» **SET TASK**
Copy every line of the records below that holds the word "text".

» **PROVIDED ENTRIES**
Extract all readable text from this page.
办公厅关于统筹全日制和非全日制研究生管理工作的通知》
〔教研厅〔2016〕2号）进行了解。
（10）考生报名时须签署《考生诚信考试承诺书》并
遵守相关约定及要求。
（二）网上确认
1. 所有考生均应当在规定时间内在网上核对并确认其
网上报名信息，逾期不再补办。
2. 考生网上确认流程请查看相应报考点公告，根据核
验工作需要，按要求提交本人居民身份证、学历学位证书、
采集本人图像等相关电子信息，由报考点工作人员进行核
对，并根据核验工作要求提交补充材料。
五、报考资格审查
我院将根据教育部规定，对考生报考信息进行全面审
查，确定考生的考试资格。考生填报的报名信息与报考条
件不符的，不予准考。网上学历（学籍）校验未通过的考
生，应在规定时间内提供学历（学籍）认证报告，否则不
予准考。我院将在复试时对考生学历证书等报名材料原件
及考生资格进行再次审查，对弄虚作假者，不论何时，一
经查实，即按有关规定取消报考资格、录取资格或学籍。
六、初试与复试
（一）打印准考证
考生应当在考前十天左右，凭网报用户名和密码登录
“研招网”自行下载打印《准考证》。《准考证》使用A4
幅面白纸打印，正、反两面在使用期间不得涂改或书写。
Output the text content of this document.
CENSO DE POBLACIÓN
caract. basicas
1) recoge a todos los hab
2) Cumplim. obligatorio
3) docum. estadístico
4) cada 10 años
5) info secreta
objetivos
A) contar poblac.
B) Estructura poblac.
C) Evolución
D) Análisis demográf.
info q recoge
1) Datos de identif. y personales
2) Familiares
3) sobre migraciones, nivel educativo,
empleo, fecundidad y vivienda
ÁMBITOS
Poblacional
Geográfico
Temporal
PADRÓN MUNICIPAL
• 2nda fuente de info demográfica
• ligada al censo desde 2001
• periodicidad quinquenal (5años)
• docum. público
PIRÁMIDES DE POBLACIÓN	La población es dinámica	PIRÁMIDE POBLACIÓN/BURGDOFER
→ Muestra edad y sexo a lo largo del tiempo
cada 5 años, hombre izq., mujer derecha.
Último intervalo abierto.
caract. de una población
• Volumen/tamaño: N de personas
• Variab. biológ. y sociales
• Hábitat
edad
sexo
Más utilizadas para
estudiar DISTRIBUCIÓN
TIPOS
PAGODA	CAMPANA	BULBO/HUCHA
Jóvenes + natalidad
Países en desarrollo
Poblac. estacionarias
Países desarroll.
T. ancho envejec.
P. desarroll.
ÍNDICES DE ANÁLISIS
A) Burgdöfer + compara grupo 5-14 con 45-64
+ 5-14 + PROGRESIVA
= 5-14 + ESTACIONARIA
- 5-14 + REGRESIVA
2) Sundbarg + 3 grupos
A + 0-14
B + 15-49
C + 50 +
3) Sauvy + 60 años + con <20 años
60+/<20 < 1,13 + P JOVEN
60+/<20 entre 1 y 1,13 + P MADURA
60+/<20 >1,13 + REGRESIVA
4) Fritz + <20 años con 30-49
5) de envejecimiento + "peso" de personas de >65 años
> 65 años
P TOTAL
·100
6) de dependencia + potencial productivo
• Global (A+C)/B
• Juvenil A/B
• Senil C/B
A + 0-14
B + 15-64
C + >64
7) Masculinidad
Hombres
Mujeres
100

» **TASK SOLUTION**
Extract all readable text from this page.
Output the text content of this document.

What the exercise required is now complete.